Extracted information —
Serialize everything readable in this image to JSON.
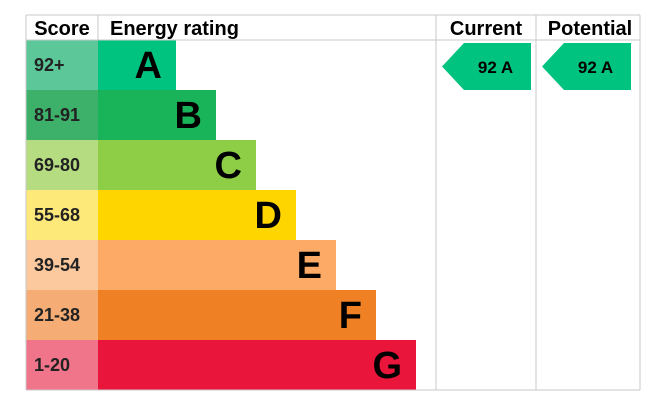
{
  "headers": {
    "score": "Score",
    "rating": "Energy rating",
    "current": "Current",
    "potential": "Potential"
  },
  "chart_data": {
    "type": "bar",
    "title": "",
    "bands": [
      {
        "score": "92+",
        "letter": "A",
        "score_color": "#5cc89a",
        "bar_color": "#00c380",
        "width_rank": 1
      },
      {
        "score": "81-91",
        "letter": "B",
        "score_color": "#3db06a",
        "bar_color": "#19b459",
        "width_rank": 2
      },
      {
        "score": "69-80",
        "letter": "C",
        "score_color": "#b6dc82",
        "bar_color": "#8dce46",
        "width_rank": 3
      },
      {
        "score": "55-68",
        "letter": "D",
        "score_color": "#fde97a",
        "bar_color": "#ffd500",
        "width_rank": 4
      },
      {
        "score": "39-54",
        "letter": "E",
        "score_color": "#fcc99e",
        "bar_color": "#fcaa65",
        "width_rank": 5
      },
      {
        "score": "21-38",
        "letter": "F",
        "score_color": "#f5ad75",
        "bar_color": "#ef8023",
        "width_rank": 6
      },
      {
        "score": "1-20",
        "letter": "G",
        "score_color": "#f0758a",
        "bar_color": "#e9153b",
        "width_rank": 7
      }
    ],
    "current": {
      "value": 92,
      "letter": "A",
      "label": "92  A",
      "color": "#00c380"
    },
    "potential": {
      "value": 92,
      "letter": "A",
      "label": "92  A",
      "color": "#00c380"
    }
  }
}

...

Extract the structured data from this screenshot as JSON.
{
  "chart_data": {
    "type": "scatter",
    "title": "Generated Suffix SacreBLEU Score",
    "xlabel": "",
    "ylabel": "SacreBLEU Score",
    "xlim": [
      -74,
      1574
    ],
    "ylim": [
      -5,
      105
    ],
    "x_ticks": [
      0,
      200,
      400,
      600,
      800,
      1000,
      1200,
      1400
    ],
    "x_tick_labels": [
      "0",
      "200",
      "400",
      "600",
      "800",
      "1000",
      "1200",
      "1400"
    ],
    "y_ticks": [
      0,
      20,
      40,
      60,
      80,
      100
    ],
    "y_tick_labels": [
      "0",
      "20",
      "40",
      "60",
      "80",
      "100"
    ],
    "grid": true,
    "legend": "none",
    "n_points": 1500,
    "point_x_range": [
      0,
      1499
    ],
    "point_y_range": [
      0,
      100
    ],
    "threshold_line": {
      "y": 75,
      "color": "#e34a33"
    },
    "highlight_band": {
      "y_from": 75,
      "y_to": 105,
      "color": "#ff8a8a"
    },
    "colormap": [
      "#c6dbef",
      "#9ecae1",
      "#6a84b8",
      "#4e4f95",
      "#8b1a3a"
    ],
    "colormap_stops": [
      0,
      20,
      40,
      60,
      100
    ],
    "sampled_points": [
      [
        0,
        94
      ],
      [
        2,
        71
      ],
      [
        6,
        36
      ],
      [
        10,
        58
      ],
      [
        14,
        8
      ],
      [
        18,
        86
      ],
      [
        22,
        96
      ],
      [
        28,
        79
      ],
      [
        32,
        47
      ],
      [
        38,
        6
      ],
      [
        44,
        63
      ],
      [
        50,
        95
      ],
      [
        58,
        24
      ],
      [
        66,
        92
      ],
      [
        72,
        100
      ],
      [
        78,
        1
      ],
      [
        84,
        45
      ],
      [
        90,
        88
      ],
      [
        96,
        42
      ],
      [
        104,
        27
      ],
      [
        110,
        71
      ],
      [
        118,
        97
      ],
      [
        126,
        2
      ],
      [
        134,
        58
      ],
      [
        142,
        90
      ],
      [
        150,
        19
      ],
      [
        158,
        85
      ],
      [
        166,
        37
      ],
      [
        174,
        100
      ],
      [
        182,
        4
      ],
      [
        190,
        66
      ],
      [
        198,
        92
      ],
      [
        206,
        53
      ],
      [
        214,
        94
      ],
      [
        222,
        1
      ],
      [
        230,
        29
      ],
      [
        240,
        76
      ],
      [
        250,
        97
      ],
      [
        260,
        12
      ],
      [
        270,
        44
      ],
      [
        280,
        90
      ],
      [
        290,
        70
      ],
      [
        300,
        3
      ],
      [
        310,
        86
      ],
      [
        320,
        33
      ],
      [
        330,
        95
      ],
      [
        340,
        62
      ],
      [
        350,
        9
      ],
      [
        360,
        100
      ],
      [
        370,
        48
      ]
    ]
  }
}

Problem details — Where a line above contains the string "letter", copy that line.

Finished answer —
        "letter": "A",
        "letter": "B",
        "letter": "C",
        "letter": "D",
        "letter": "E",
        "letter": "F",
        "letter": "G",
      "letter": "A",
      "letter": "A",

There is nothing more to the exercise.